» **WRITTEN TASK**
Report each line of the data that includes the word "selector".

» **RECORDS PROVIDED**
· · · · ·
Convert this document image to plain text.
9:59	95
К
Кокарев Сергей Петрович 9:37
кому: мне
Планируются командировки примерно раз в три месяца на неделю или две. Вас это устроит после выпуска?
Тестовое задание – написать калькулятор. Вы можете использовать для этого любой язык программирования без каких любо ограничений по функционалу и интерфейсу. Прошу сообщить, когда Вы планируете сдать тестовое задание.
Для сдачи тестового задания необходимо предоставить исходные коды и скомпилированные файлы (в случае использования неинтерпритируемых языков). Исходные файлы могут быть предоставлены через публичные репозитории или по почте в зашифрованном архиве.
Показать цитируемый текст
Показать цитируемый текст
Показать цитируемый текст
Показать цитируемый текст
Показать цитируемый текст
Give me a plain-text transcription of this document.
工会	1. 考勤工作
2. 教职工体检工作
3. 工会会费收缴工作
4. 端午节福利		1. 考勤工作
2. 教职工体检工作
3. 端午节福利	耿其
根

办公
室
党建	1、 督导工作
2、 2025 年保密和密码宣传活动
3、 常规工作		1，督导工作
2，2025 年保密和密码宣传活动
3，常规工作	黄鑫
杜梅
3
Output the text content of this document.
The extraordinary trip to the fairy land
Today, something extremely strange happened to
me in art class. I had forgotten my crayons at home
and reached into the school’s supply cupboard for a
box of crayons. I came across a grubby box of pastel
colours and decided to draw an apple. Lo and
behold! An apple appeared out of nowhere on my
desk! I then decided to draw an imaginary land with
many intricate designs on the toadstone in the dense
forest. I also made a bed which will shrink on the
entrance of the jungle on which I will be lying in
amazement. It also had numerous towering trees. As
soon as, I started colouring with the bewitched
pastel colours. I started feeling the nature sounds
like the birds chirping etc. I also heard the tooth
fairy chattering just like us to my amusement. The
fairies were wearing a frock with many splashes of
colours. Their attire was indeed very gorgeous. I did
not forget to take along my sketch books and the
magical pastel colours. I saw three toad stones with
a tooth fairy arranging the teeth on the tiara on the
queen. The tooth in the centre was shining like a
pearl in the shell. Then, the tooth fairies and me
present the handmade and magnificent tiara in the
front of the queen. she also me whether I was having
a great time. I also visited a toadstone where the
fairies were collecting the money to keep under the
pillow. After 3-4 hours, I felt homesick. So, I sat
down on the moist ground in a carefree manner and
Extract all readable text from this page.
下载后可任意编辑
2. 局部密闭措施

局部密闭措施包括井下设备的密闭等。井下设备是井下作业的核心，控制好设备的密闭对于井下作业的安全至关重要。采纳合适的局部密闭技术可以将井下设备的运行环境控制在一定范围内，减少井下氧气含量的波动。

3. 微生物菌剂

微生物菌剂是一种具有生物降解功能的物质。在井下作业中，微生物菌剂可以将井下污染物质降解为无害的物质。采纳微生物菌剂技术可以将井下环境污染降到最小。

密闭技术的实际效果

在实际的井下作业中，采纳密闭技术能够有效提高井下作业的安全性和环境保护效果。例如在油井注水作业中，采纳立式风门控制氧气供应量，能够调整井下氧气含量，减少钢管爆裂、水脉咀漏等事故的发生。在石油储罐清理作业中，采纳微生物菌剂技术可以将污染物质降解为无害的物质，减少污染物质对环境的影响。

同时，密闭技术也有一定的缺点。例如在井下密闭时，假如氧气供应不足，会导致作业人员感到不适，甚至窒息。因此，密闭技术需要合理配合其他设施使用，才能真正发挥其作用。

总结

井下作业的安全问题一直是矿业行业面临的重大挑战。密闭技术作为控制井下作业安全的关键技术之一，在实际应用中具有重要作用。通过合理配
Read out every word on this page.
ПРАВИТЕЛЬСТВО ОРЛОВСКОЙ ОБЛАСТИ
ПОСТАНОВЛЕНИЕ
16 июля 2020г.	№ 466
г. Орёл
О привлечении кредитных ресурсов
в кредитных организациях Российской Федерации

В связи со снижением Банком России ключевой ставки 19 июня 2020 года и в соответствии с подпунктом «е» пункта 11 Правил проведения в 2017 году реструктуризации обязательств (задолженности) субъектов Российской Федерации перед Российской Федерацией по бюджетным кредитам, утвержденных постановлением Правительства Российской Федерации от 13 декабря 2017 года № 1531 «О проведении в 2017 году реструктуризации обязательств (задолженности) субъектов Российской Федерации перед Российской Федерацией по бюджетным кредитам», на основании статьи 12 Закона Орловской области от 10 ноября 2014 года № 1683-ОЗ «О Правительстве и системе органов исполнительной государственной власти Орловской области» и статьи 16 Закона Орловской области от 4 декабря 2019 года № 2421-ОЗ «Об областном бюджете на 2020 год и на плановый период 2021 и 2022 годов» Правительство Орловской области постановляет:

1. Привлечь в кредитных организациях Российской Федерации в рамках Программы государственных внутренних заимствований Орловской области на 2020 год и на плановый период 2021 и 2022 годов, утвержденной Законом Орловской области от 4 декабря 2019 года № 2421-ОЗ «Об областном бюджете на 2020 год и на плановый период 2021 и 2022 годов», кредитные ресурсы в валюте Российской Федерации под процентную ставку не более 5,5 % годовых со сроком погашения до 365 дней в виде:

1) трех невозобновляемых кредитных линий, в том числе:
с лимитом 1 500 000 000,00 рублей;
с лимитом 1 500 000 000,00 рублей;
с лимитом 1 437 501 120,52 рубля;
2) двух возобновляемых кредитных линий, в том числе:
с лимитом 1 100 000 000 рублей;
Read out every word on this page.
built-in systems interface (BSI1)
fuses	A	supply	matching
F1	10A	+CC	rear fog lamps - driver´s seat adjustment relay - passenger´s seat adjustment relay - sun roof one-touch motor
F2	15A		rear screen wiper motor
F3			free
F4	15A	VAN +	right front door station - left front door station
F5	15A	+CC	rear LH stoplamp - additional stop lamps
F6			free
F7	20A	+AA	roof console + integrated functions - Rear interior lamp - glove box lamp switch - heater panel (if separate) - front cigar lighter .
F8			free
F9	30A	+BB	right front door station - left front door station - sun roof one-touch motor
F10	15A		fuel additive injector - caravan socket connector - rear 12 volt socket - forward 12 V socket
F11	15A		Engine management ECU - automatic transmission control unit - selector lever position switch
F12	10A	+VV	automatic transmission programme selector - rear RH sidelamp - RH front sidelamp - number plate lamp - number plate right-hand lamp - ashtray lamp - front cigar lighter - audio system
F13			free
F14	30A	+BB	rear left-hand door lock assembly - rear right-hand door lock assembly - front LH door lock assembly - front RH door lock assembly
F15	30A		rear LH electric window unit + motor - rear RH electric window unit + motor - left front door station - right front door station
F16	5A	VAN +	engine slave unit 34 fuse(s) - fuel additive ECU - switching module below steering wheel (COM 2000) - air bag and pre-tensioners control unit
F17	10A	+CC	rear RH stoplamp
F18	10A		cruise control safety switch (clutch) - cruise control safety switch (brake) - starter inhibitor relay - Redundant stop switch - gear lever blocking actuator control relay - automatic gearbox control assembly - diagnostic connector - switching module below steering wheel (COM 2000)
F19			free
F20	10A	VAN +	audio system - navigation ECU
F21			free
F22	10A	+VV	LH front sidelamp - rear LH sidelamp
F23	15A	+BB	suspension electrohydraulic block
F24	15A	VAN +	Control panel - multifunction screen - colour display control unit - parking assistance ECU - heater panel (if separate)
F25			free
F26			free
· · · · ·
» **COMPLETED TASK**
F11	15A		Engine management ECU - automatic transmission control unit - selector lever position switch
F12	10A	+VV	automatic transmission programme selector - rear RH sidelamp - RH front sidelamp - number plate lamp - number plate right-hand lamp - ashtray lamp - front cigar lighter - audio system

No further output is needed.